WHAT THIS TASK INVOLVES:
Copy every entry precisely.
═════ DATA SHOWN ═════
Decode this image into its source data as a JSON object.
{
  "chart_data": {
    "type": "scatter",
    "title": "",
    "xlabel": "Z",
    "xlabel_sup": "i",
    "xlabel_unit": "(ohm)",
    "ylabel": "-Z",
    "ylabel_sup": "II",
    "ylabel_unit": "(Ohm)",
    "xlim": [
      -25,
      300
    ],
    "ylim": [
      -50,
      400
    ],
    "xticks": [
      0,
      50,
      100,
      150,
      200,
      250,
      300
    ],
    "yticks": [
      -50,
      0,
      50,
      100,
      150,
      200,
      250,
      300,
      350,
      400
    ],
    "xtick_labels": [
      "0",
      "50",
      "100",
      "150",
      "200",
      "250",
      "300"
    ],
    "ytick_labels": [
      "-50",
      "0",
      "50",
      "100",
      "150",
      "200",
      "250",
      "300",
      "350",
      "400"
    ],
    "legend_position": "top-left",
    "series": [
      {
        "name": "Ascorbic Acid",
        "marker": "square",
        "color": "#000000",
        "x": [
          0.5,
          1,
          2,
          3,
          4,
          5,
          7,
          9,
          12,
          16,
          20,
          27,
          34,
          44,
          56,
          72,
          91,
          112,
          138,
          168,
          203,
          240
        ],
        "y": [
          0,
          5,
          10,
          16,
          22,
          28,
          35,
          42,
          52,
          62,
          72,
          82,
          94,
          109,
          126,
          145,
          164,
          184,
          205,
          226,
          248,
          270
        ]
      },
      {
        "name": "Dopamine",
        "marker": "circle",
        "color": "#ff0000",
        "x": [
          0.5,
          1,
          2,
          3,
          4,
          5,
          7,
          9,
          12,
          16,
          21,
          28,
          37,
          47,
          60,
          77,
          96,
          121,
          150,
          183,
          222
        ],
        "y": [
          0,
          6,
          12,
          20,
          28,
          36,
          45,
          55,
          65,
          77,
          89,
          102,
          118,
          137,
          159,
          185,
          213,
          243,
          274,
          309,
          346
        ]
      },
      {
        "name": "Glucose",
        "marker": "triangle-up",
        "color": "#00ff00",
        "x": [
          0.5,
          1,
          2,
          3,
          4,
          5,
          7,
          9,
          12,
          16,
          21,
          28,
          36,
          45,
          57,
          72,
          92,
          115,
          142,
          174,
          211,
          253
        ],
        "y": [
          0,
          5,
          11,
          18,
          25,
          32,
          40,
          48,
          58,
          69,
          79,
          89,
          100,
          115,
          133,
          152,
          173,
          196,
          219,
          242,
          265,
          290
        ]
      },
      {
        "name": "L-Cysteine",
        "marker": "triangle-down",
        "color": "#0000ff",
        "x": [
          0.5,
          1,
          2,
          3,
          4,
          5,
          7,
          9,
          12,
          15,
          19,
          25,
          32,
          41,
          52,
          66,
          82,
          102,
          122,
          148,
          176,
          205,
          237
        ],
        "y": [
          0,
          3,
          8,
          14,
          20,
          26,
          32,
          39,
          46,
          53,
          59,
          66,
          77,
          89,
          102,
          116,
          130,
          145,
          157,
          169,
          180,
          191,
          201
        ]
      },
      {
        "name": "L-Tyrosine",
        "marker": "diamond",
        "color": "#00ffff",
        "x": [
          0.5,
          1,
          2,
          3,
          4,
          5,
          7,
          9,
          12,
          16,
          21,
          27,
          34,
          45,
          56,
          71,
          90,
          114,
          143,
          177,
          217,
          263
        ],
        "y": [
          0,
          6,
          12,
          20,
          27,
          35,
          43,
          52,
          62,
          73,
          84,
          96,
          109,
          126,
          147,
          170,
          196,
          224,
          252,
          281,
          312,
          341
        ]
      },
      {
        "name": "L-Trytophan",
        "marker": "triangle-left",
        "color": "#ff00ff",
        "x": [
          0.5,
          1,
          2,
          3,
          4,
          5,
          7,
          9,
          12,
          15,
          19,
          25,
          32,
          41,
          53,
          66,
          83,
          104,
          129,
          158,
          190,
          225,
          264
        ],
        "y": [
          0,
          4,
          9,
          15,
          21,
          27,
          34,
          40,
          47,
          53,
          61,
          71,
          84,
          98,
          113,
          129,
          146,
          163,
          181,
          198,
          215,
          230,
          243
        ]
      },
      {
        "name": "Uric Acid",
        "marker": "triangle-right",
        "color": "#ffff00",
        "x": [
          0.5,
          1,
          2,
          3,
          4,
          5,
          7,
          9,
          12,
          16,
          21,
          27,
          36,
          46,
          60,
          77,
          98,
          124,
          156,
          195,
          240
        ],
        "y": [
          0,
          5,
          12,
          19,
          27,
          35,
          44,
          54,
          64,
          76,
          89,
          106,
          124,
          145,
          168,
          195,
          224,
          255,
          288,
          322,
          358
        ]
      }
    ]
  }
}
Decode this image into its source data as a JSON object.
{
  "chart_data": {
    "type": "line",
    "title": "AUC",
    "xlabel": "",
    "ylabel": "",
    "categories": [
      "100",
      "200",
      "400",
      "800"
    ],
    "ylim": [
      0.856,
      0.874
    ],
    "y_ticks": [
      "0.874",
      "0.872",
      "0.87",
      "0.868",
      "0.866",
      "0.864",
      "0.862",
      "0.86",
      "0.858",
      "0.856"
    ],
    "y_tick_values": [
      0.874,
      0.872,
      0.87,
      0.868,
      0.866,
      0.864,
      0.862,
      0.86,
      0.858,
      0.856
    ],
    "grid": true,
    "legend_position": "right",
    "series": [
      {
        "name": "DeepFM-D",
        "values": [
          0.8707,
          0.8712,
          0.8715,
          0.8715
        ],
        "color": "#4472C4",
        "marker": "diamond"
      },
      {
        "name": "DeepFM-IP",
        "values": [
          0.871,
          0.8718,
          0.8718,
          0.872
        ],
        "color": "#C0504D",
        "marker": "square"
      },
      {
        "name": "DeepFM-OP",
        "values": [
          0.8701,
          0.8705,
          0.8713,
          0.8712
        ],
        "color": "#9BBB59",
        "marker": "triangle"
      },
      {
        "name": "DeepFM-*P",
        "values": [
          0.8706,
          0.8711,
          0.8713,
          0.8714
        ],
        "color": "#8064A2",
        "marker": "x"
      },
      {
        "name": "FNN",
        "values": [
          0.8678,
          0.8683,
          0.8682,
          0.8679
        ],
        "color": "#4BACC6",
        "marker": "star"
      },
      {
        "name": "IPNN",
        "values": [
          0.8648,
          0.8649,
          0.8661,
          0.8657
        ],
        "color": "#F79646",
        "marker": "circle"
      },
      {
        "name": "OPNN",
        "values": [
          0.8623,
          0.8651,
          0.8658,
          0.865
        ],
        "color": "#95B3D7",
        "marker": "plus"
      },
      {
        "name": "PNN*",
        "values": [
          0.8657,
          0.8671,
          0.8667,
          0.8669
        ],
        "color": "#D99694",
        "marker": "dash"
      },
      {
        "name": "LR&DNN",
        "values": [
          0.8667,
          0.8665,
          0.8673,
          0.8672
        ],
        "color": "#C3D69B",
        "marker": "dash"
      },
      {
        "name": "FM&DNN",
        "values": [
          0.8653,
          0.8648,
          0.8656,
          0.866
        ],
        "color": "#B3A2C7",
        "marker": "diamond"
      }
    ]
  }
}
═════
THE OUTPUT:
Decode this image into its source data as a JSON object.
{
  "chart_data": {
    "type": "scatter",
    "title": "",
    "xlabel": "Z",
    "xlabel_sup": "i",
    "xlabel_unit": "(ohm)",
    "ylabel": "-Z",
    "ylabel_sup": "II",
    "ylabel_unit": "(Ohm)",
    "xlim": [
      -25,
      300
    ],
    "ylim": [
      -50,
      400
    ],
    "xticks": [
      0,
      50,
      100,
      150,
      200,
      250,
      300
    ],
    "yticks": [
      -50,
      0,
      50,
      100,
      150,
      200,
      250,
      300,
      350,
      400
    ],
    "xtick_labels": [
      "0",
      "50",
      "100",
      "150",
      "200",
      "250",
      "300"
    ],
    "ytick_labels": [
      "-50",
      "0",
      "50",
      "100",
      "150",
      "200",
      "250",
      "300",
      "350",
      "400"
    ],
    "legend_position": "top-left",
    "series": [
      {
        "name": "Ascorbic Acid",
        "marker": "square",
        "color": "#000000",
        "x": [
          0.5,
          1,
          2,
          3,
          4,
          5,
          7,
          9,
          12,
          16,
          20,
          27,
          34,
          44,
          56,
          72,
          91,
          112,
          138,
          168,
          203,
          240
        ],
        "y": [
          0,
          5,
          10,
          16,
          22,
          28,
          35,
          42,
          52,
          62,
          72,
          82,
          94,
          109,
          126,
          145,
          164,
          184,
          205,
          226,
          248,
          270
        ]
      },
      {
        "name": "Dopamine",
        "marker": "circle",
        "color": "#ff0000",
        "x": [
          0.5,
          1,
          2,
          3,
          4,
          5,
          7,
          9,
          12,
          16,
          21,
          28,
          37,
          47,
          60,
          77,
          96,
          121,
          150,
          183,
          222
        ],
        "y": [
          0,
          6,
          12,
          20,
          28,
          36,
          45,
          55,
          65,
          77,
          89,
          102,
          118,
          137,
          159,
          185,
          213,
          243,
          274,
          309,
          346
        ]
      },
      {
        "name": "Glucose",
        "marker": "triangle-up",
        "color": "#00ff00",
        "x": [
          0.5,
          1,
          2,
          3,
          4,
          5,
          7,
          9,
          12,
          16,
          21,
          28,
          36,
          45,
          57,
          72,
          92,
          115,
          142,
          174,
          211,
          253
        ],
        "y": [
          0,
          5,
          11,
          18,
          25,
          32,
          40,
          48,
          58,
          69,
          79,
          89,
          100,
          115,
          133,
          152,
          173,
          196,
          219,
          242,
          265,
          290
        ]
      },
      {
        "name": "L-Cysteine",
        "marker": "triangle-down",
        "color": "#0000ff",
        "x": [
          0.5,
          1,
          2,
          3,
          4,
          5,
          7,
          9,
          12,
          15,
          19,
          25,
          32,
          41,
          52,
          66,
          82,
          102,
          122,
          148,
          176,
          205,
          237
        ],
        "y": [
          0,
          3,
          8,
          14,
          20,
          26,
          32,
          39,
          46,
          53,
          59,
          66,
          77,
          89,
          102,
          116,
          130,
          145,
          157,
          169,
          180,
          191,
          201
        ]
      },
      {
        "name": "L-Tyrosine",
        "marker": "diamond",
        "color": "#00ffff",
        "x": [
          0.5,
          1,
          2,
          3,
          4,
          5,
          7,
          9,
          12,
          16,
          21,
          27,
          34,
          45,
          56,
          71,
          90,
          114,
          143,
          177,
          217,
          263
        ],
        "y": [
          0,
          6,
          12,
          20,
          27,
          35,
          43,
          52,
          62,
          73,
          84,
          96,
          109,
          126,
          147,
          170,
          196,
          224,
          252,
          281,
          312,
          341
        ]
      },
      {
        "name": "L-Trytophan",
        "marker": "triangle-left",
        "color": "#ff00ff",
        "x": [
          0.5,
          1,
          2,
          3,
          4,
          5,
          7,
          9,
          12,
          15,
          19,
          25,
          32,
          41,
          53,
          66,
          83,
          104,
          129,
          158,
          190,
          225,
          264
        ],
        "y": [
          0,
          4,
          9,
          15,
          21,
          27,
          34,
          40,
          47,
          53,
          61,
          71,
          84,
          98,
          113,
          129,
          146,
          163,
          181,
          198,
          215,
          230,
          243
        ]
      },
      {
        "name": "Uric Acid",
        "marker": "triangle-right",
        "color": "#ffff00",
        "x": [
          0.5,
          1,
          2,
          3,
          4,
          5,
          7,
          9,
          12,
          16,
          21,
          27,
          36,
          46,
          60,
          77,
          98,
          124,
          156,
          195,
          240
        ],
        "y": [
          0,
          5,
          12,
          19,
          27,
          35,
          44,
          54,
          64,
          76,
          89,
          106,
          124,
          145,
          168,
          195,
          224,
          255,
          288,
          322,
          358
        ]
      }
    ]
  }
}
Decode this image into its source data as a JSON object.
{
  "chart_data": {
    "type": "line",
    "title": "AUC",
    "xlabel": "",
    "ylabel": "",
    "categories": [
      "100",
      "200",
      "400",
      "800"
    ],
    "ylim": [
      0.856,
      0.874
    ],
    "y_ticks": [
      "0.874",
      "0.872",
      "0.87",
      "0.868",
      "0.866",
      "0.864",
      "0.862",
      "0.86",
      "0.858",
      "0.856"
    ],
    "y_tick_values": [
      0.874,
      0.872,
      0.87,
      0.868,
      0.866,
      0.864,
      0.862,
      0.86,
      0.858,
      0.856
    ],
    "grid": true,
    "legend_position": "right",
    "series": [
      {
        "name": "DeepFM-D",
        "values": [
          0.8707,
          0.8712,
          0.8715,
          0.8715
        ],
        "color": "#4472C4",
        "marker": "diamond"
      },
      {
        "name": "DeepFM-IP",
        "values": [
          0.871,
          0.8718,
          0.8718,
          0.872
        ],
        "color": "#C0504D",
        "marker": "square"
      },
      {
        "name": "DeepFM-OP",
        "values": [
          0.8701,
          0.8705,
          0.8713,
          0.8712
        ],
        "color": "#9BBB59",
        "marker": "triangle"
      },
      {
        "name": "DeepFM-*P",
        "values": [
          0.8706,
          0.8711,
          0.8713,
          0.8714
        ],
        "color": "#8064A2",
        "marker": "x"
      },
      {
        "name": "FNN",
        "values": [
          0.8678,
          0.8683,
          0.8682,
          0.8679
        ],
        "color": "#4BACC6",
        "marker": "star"
      },
      {
        "name": "IPNN",
        "values": [
          0.8648,
          0.8649,
          0.8661,
          0.8657
        ],
        "color": "#F79646",
        "marker": "circle"
      },
      {
        "name": "OPNN",
        "values": [
          0.8623,
          0.8651,
          0.8658,
          0.865
        ],
        "color": "#95B3D7",
        "marker": "plus"
      },
      {
        "name": "PNN*",
        "values": [
          0.8657,
          0.8671,
          0.8667,
          0.8669
        ],
        "color": "#D99694",
        "marker": "dash"
      },
      {
        "name": "LR&DNN",
        "values": [
          0.8667,
          0.8665,
          0.8673,
          0.8672
        ],
        "color": "#C3D69B",
        "marker": "dash"
      },
      {
        "name": "FM&DNN",
        "values": [
          0.8653,
          0.8648,
          0.8656,
          0.866
        ],
        "color": "#B3A2C7",
        "marker": "diamond"
      }
    ]
  }
}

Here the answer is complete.